_Given exercise_
Copy out all lines of the records in which the word "site" appears.

_Task inputs_
***
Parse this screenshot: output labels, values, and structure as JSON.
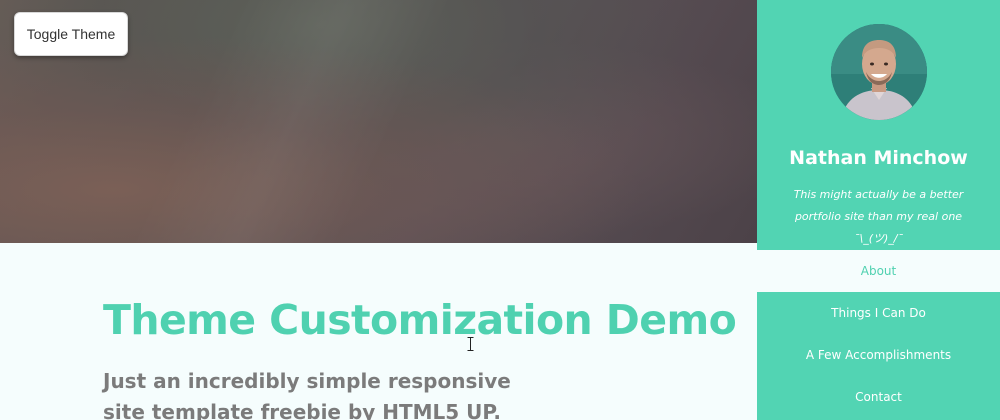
{
  "toolbar": {
    "toggle_label": "Toggle Theme"
  },
  "main": {
    "title": "Theme Customization Demo",
    "subtitle": "Just an incredibly simple responsive site template freebie by HTML5 UP."
  },
  "sidebar": {
    "name": "Nathan Minchow",
    "tagline": "This might actually be a better portfolio site than my real one ¯\\_(ツ)_/¯",
    "nav": [
      {
        "label": "About",
        "active": true
      },
      {
        "label": "Things I Can Do",
        "active": false
      },
      {
        "label": "A Few Accomplishments",
        "active": false
      },
      {
        "label": "Contact",
        "active": false
      }
    ]
  },
  "colors": {
    "accent": "#52d4b3",
    "title": "#4fd1b0",
    "page_bg": "#f5fdfd",
    "subtitle": "#7b7b7b"
  },
  "icons": {
    "cursor": "text-cursor-icon"
  }
}
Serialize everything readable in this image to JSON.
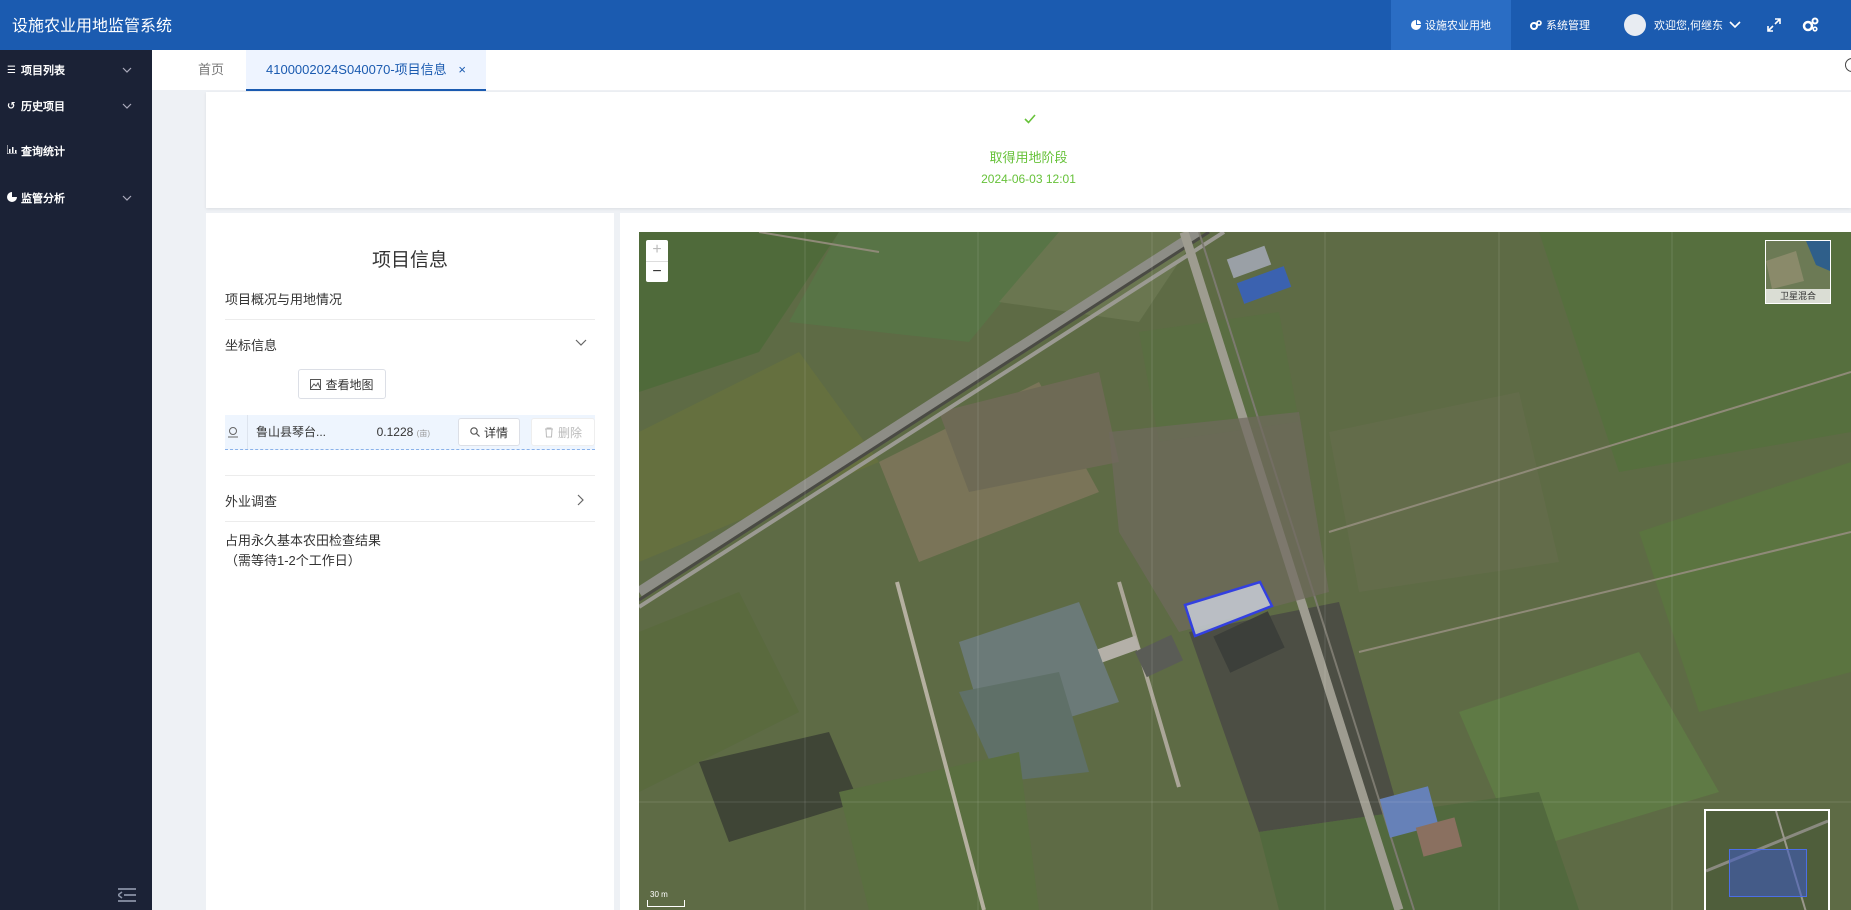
{
  "header": {
    "title": "设施农业用地监管系统",
    "nav": [
      {
        "label": "设施农业用地",
        "icon": "pie-chart-icon",
        "active": true
      },
      {
        "label": "系统管理",
        "icon": "cogs-icon",
        "active": false
      }
    ],
    "user_greeting": "欢迎您,何继东"
  },
  "sidebar": {
    "items": [
      {
        "label": "项目列表",
        "icon": "list-icon",
        "expandable": true
      },
      {
        "label": "历史项目",
        "icon": "history-icon",
        "expandable": true
      },
      {
        "label": "查询统计",
        "icon": "bar-chart-icon",
        "expandable": false
      },
      {
        "label": "监管分析",
        "icon": "pie-chart-icon",
        "expandable": true
      }
    ]
  },
  "tabs": [
    {
      "label": "首页",
      "active": false
    },
    {
      "label": "4100002024S040070-项目信息",
      "active": true,
      "closable": true
    }
  ],
  "status": {
    "label": "取得用地阶段",
    "time": "2024-06-03 12:01",
    "color": "#67c23a"
  },
  "info": {
    "title": "项目信息",
    "sections": {
      "overview": "项目概况与用地情况",
      "coordinates": "坐标信息",
      "field_survey": "外业调查",
      "farmland_check": "占用永久基本农田检查结果",
      "farmland_note": "（需等待1-2个工作日）"
    },
    "view_map_label": "查看地图",
    "coord_row": {
      "location": "鲁山县琴台...",
      "area": "0.1228",
      "unit": "(亩)",
      "detail_label": "详情",
      "delete_label": "删除"
    }
  },
  "map": {
    "basemap_label": "卫星混合",
    "zoom_in": "+",
    "zoom_out": "−",
    "scale_label": "30 m"
  },
  "colors": {
    "header_bg": "#1b5bb0",
    "sidebar_bg": "#1b2236",
    "accent": "#1b5bb0",
    "success": "#67c23a"
  }
}
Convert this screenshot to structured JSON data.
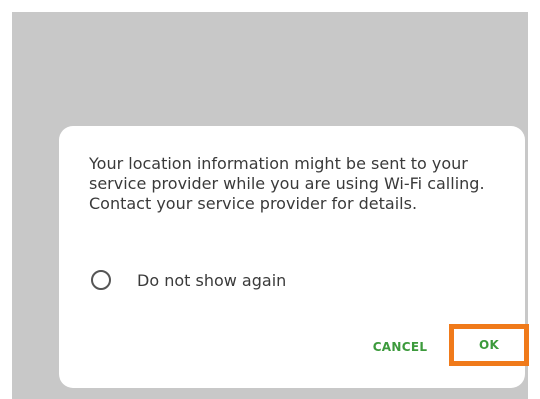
{
  "dialog": {
    "message": "Your location information might be sent to your service provider while you are using Wi-Fi calling. Contact your service provider for details.",
    "checkbox_label": "Do not show again",
    "cancel_label": "CANCEL",
    "ok_label": "OK"
  },
  "colors": {
    "backdrop": "#c8c8c8",
    "button_text": "#3c9a3c",
    "highlight_box": "#f07a1a"
  }
}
***
_Task answer_
    "subtitle": "Just an incredibly simple responsive site template freebie by HTML5 UP."
    "tagline": "This might actually be a better portfolio site than my real one ¯\\_(ツ)_/¯",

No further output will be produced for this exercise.